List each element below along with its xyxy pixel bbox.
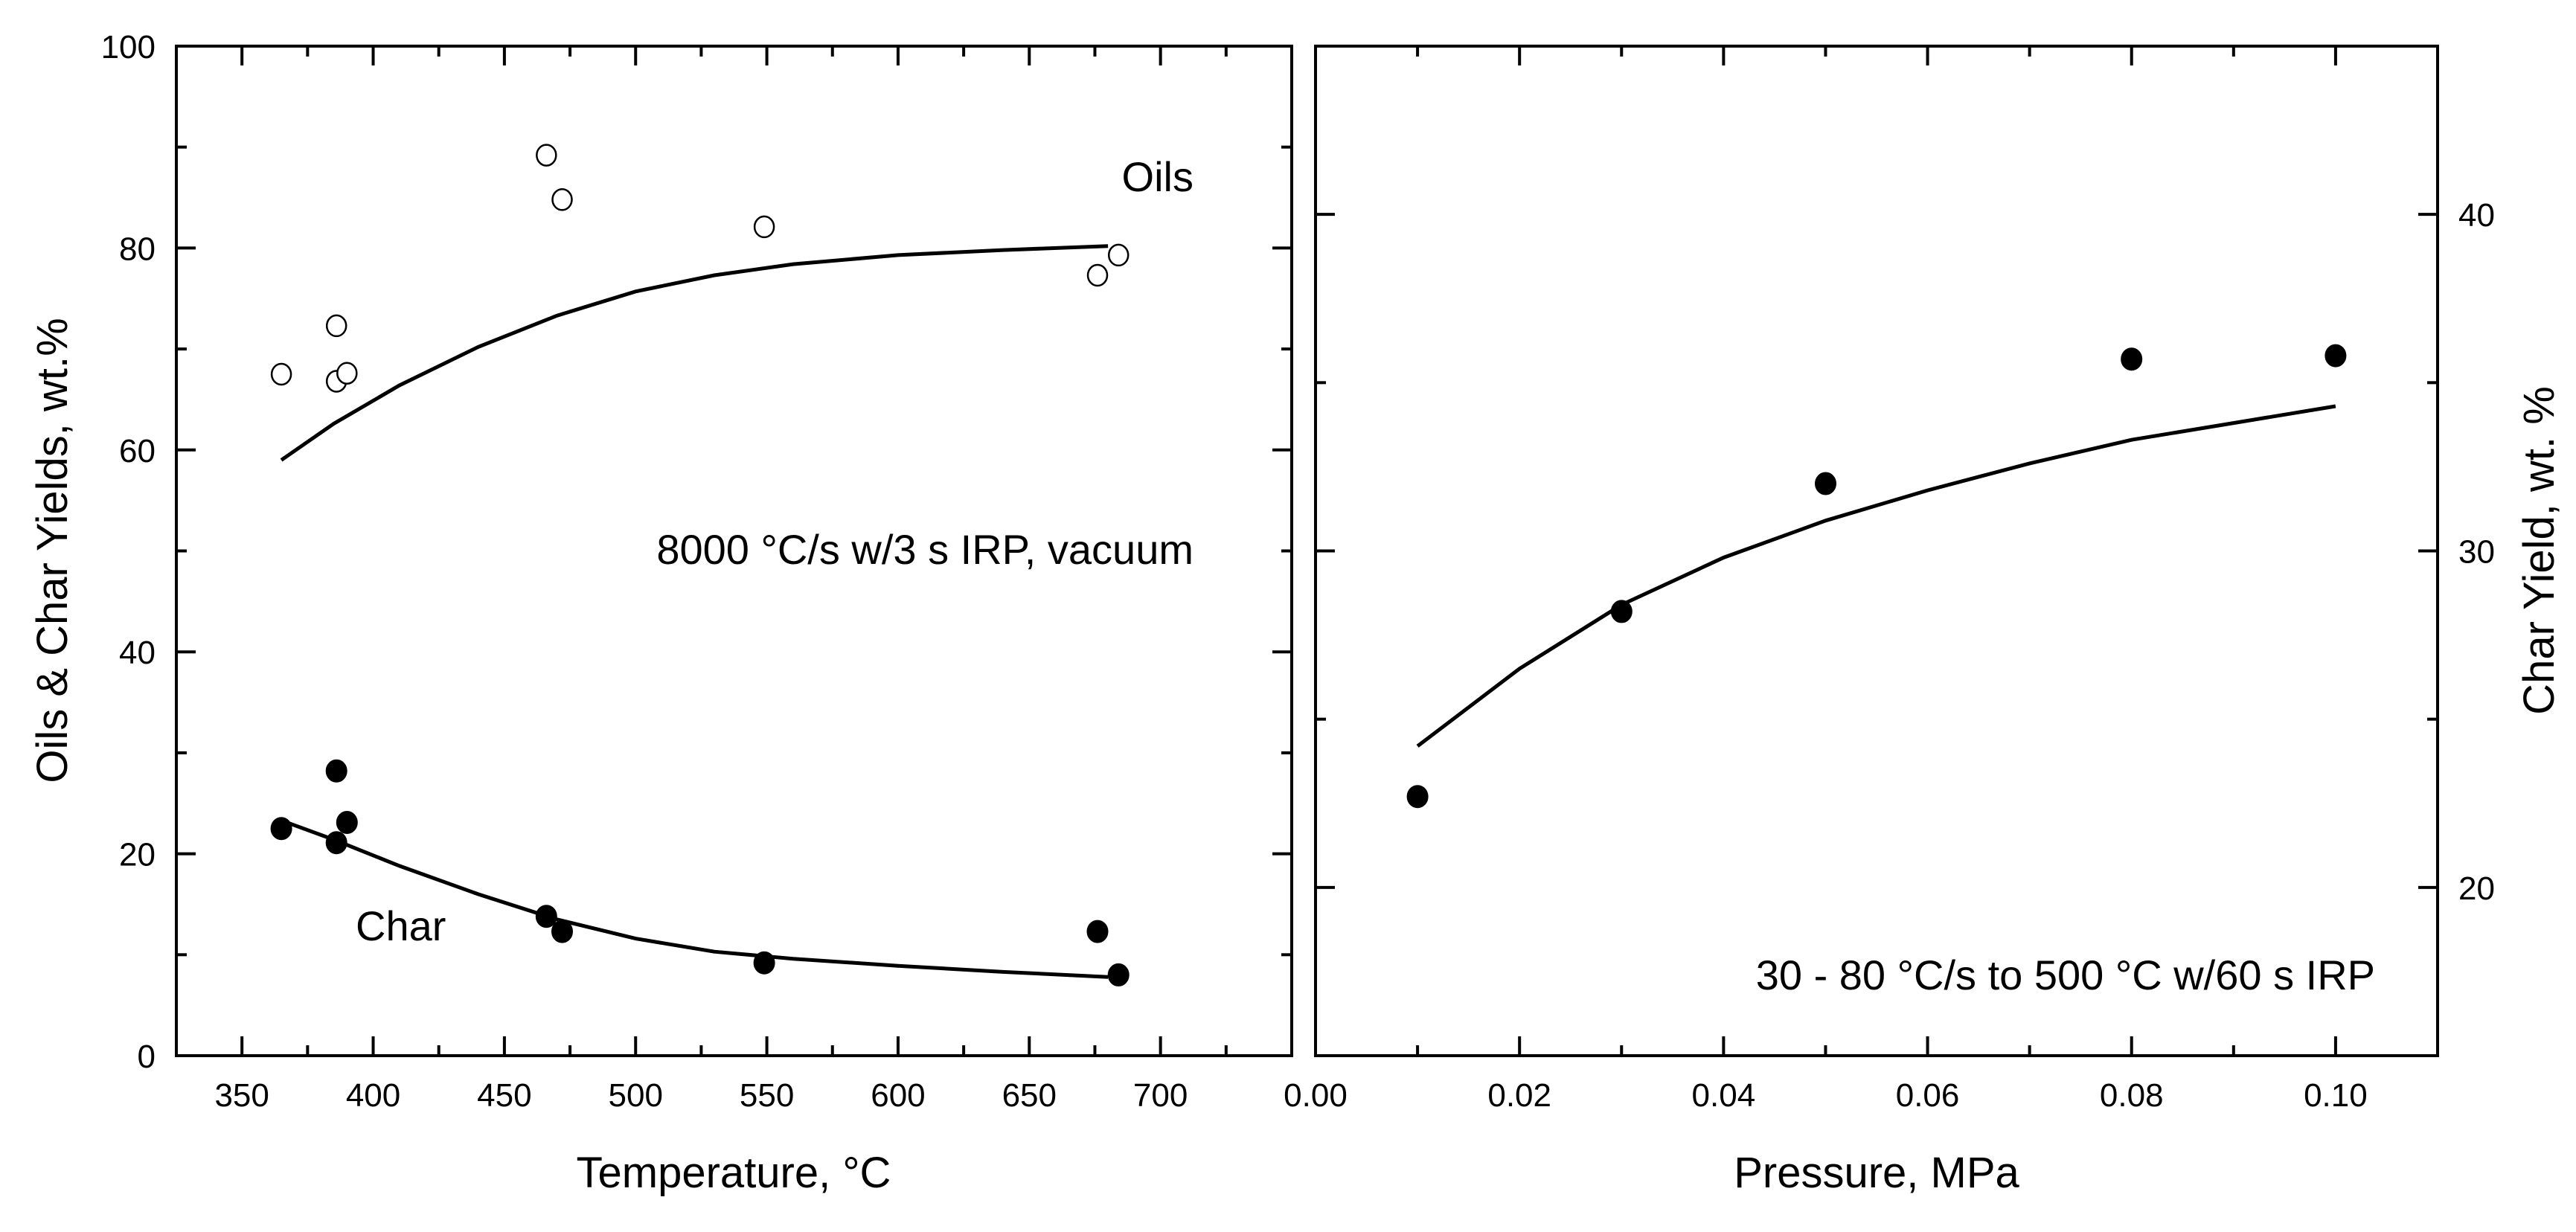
left-y-tick-label: 80 [119, 231, 156, 267]
char-series-label: Char [356, 902, 446, 949]
right-y-tick-label: 40 [2458, 197, 2495, 234]
left-oils-point [753, 215, 775, 239]
left-char-point [325, 831, 347, 855]
left-panel: 350 400 450 500 550 600 650 700 0 20 40 60 80 100 800… [28, 29, 1293, 1197]
right-x-tick-label: 0.06 [1896, 1077, 1960, 1114]
right-y-tick-label: 30 [2458, 534, 2495, 571]
right-tick-group [1314, 46, 2439, 1056]
right-tick-label-group: 0.00 0.02 0.04 0.06 0.08 0.10 20 30 40 [1284, 197, 2495, 1114]
left-char-point [753, 951, 775, 975]
left-oils-point [1086, 263, 1109, 287]
right-x-tick-label: 0.00 [1284, 1077, 1348, 1114]
left-data-points [270, 144, 1130, 986]
left-char-point [1086, 920, 1109, 943]
right-y-tick-label: 20 [2458, 870, 2495, 907]
right-x-tick-label: 0.10 [2304, 1077, 2368, 1114]
left-char-point [270, 817, 292, 841]
right-data-points [1406, 344, 2347, 809]
left-x-axis-label: Temperature, °C [577, 1149, 891, 1197]
left-oils-point [551, 188, 573, 211]
left-y-tick-label: 40 [119, 635, 156, 671]
left-y-tick-label: 100 [101, 29, 156, 65]
left-tick-label-group: 350 400 450 500 550 600 650 700 0 20 40 60 80 100 [101, 29, 1188, 1114]
left-char-point [535, 905, 557, 928]
left-condition-annotation: 8000 °C/s w/3 s IRP, vacuum [656, 526, 1194, 573]
left-x-tick-label: 600 [871, 1077, 925, 1114]
left-x-tick-label: 700 [1133, 1077, 1188, 1114]
left-char-point [551, 920, 573, 943]
left-x-tick-label: 500 [609, 1077, 663, 1114]
right-x-tick-label: 0.02 [1487, 1077, 1551, 1114]
left-oils-point [336, 362, 358, 385]
left-x-tick-label: 450 [477, 1077, 531, 1114]
left-x-tick-label: 650 [1002, 1077, 1057, 1114]
left-fit-lines [280, 244, 1109, 979]
right-char-point [2325, 344, 2347, 368]
left-x-tick-label: 550 [740, 1077, 794, 1114]
left-oils-point [325, 314, 347, 338]
right-char-point [2121, 347, 2143, 371]
left-y-tick-label: 20 [119, 837, 156, 873]
oils-series-label: Oils [1122, 153, 1194, 200]
left-char-point [325, 759, 347, 783]
right-fit-lines [1416, 404, 2336, 748]
left-x-tick-label: 350 [214, 1077, 269, 1114]
left-char-fit-line [281, 818, 1109, 979]
right-y-axis-label: Char Yield, wt. % [2515, 386, 2563, 715]
right-char-fit-line [1416, 404, 2336, 748]
right-char-point [1815, 472, 1836, 495]
right-x-tick-label: 0.04 [1692, 1077, 1756, 1114]
left-y-tick-label: 60 [119, 433, 156, 469]
right-condition-annotation: 30 - 80 °C/s to 500 °C w/60 s IRP [1756, 952, 2375, 998]
left-oils-point [270, 362, 292, 386]
left-oils-point [536, 144, 557, 167]
right-char-point [1610, 600, 1633, 623]
left-char-point [1107, 963, 1130, 986]
left-tick-group [175, 45, 1293, 1057]
right-panel: 0.00 0.02 0.04 0.06 0.08 0.10 20 30 40 30 - 80 °… [1284, 45, 2563, 1197]
right-plot-frame [1314, 45, 2439, 1057]
right-x-tick-label: 0.08 [2100, 1077, 2164, 1114]
left-y-axis-label: Oils & Char Yields, wt.% [28, 318, 77, 783]
left-y-tick-label: 0 [138, 1039, 156, 1075]
right-x-axis-label: Pressure, MPa [1734, 1149, 2019, 1197]
left-oils-fit-line [280, 244, 1109, 462]
left-x-tick-label: 400 [346, 1077, 400, 1114]
left-char-point [336, 811, 358, 834]
left-oils-point [1107, 243, 1130, 267]
right-char-point [1406, 785, 1429, 809]
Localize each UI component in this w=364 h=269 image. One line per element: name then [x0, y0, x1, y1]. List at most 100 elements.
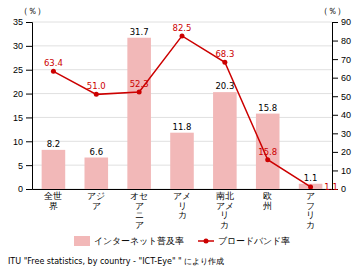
- marks: [42, 33, 323, 189]
- y-tick: 0: [18, 184, 32, 194]
- y2-tick-mark: [332, 115, 338, 116]
- y2-tick-label: 20: [341, 147, 351, 157]
- line-label: 1.1: [324, 182, 338, 192]
- y-tick-label: 0: [18, 184, 23, 194]
- y-tick-mark: [26, 165, 32, 166]
- y2-tick-label: 50: [341, 92, 351, 102]
- bar: [299, 184, 323, 189]
- x-tick-label: アメリカ: [173, 191, 191, 220]
- legend-marker: [204, 239, 209, 244]
- x-tick-label-line: カ: [306, 220, 315, 230]
- bar-label: 6.6: [90, 147, 104, 157]
- bar: [256, 114, 280, 189]
- grid-line: [32, 117, 332, 118]
- bar: [85, 158, 109, 189]
- y-axis: 05101520253035: [13, 17, 33, 194]
- grid-line: [32, 45, 332, 46]
- x-tick: 欧州: [263, 189, 272, 211]
- line-label: 15.8: [258, 147, 277, 157]
- legend-item: ブロードバンド率: [198, 236, 290, 246]
- bar-label: 20.3: [215, 81, 234, 91]
- marker: [308, 184, 313, 189]
- y-tick-label: 15: [13, 113, 23, 123]
- x-tick-label: オセアニア: [130, 191, 148, 229]
- y-tick-mark: [26, 141, 32, 142]
- y2-tick-mark: [332, 59, 338, 60]
- y2-tick-mark: [332, 170, 338, 171]
- y-tick-mark: [26, 22, 32, 23]
- y-tick-label: 5: [18, 161, 23, 171]
- chart-svg: 全世界アジアオセアニアアメリカ南北アメリカ欧州アフリカ0510152025303…: [0, 0, 364, 269]
- x-axis-line: [33, 189, 333, 190]
- y-tick-label: 35: [13, 17, 23, 27]
- data-labels: 8.26.631.711.820.315.81.163.451.052.382.…: [44, 23, 338, 192]
- y-tick-mark: [26, 70, 32, 71]
- line-label: 68.3: [215, 49, 234, 59]
- y2-axis-line: [333, 23, 339, 190]
- x-tick-label: 南北アメリカ: [216, 191, 234, 229]
- x-axis: 全世界アジアオセアニアアメリカ南北アメリカ欧州アフリカ: [33, 189, 333, 230]
- y2-tick: 90: [332, 17, 351, 27]
- line: [53, 36, 310, 187]
- y2-tick-mark: [332, 133, 338, 134]
- y-tick-label: 30: [13, 41, 23, 51]
- bar: [42, 150, 66, 189]
- y2-tick-mark: [332, 96, 338, 97]
- legend-label: ブロードバンド率: [218, 236, 290, 246]
- y2-tick: 80: [332, 36, 351, 46]
- y2-tick-label: 90: [341, 17, 351, 27]
- y2-tick-label: 80: [341, 36, 351, 46]
- y-tick: 20: [13, 89, 32, 99]
- bar: [127, 38, 151, 189]
- y-tick: 15: [13, 113, 32, 123]
- x-tick-label-line: カ: [178, 210, 187, 220]
- marker: [94, 92, 99, 97]
- marker: [137, 89, 142, 94]
- source-note: ITU "Free statistics, by country - "ICT-…: [8, 257, 224, 266]
- bar-label: 11.8: [173, 122, 192, 132]
- bar-label: 8.2: [47, 139, 61, 149]
- legend: インターネット普及率ブロードバンド率: [74, 236, 290, 246]
- y-axis-title: （％）: [19, 6, 46, 16]
- line-label: 82.5: [173, 23, 192, 33]
- y2-tick-mark: [332, 152, 338, 153]
- y-tick-mark: [26, 117, 32, 118]
- x-tick-label-line: カ: [220, 220, 229, 230]
- grid-line: [32, 69, 332, 70]
- bar-label: 31.7: [130, 27, 149, 37]
- y-tick: 30: [13, 41, 32, 51]
- y2-tick: 70: [332, 54, 351, 64]
- y2-tick-label: 30: [341, 129, 351, 139]
- chart-container: 全世界アジアオセアニアアメリカ南北アメリカ欧州アフリカ0510152025303…: [0, 0, 364, 269]
- y2-tick-label: 70: [341, 54, 351, 64]
- y2-tick-label: 60: [341, 73, 351, 83]
- marker: [51, 69, 56, 74]
- x-tick: アジア: [87, 189, 105, 211]
- y2-axis: 0102030405060708090: [332, 17, 351, 194]
- y2-tick: 20: [332, 147, 351, 157]
- y-tick-mark: [26, 94, 32, 95]
- x-tick: 南北アメリカ: [216, 189, 234, 230]
- x-tick: アメリカ: [173, 189, 191, 220]
- y2-tick: 40: [332, 110, 351, 120]
- y-tick-mark: [26, 189, 32, 190]
- x-tick-label: 欧州: [263, 191, 272, 210]
- y2-tick: 60: [332, 73, 351, 83]
- y2-tick-label: 0: [341, 184, 346, 194]
- marker: [180, 33, 185, 38]
- y-tick: 35: [13, 17, 32, 27]
- x-tick: 全世界: [44, 189, 62, 211]
- x-tick-label-line: 州: [263, 201, 272, 211]
- y2-tick-mark: [332, 41, 338, 42]
- bar: [213, 92, 237, 189]
- marker: [222, 60, 227, 65]
- bar-label: 15.8: [258, 103, 277, 113]
- line-label: 63.4: [44, 58, 63, 68]
- bar-label: 1.1: [304, 173, 318, 183]
- y-tick-label: 10: [13, 137, 23, 147]
- x-tick-label-line: 界: [49, 201, 58, 211]
- x-tick-label-line: ア: [135, 220, 144, 230]
- y2-tick: 30: [332, 129, 351, 139]
- y-tick: 5: [18, 161, 32, 171]
- x-tick: オセアニア: [130, 189, 148, 230]
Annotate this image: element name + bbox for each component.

※

## STATED PROBLEM
Reproduce the listing lines from the one containing "- marks: [42, 33, 323, 189]" through the one containing "- x-tick-label: オセアニア: [130, 191, 148, 229]", unchanged.

## REPLY
- marks: [42, 33, 323, 189]
- y-tick: 0: [18, 184, 32, 194]
- y2-tick-mark: [332, 115, 338, 116]
- y2-tick-label: 20: [341, 147, 351, 157]
- line-label: 1.1: [324, 182, 338, 192]
- y-tick-label: 0: [18, 184, 23, 194]
- y-tick-mark: [26, 165, 32, 166]
- y2-tick-label: 50: [341, 92, 351, 102]
- bar: [299, 184, 323, 189]
- x-tick-label: アメリカ: [173, 191, 191, 220]
- legend-marker: [204, 239, 209, 244]
- x-tick-label-line: カ: [306, 220, 315, 230]
- bar-label: 6.6: [90, 147, 104, 157]
- bar: [256, 114, 280, 189]
- grid-line: [32, 117, 332, 118]
- bar: [85, 158, 109, 189]
- y-axis: 05101520253035: [13, 17, 33, 194]
- grid-line: [32, 45, 332, 46]
- x-tick: 欧州: [263, 189, 272, 211]
- line-label: 15.8: [258, 147, 277, 157]
- legend-item: ブロードバンド率: [198, 236, 290, 246]
- bar-label: 20.3: [215, 81, 234, 91]
- marker: [308, 184, 313, 189]
- y-tick-label: 15: [13, 113, 23, 123]
- x-tick-label: オセアニア: [130, 191, 148, 229]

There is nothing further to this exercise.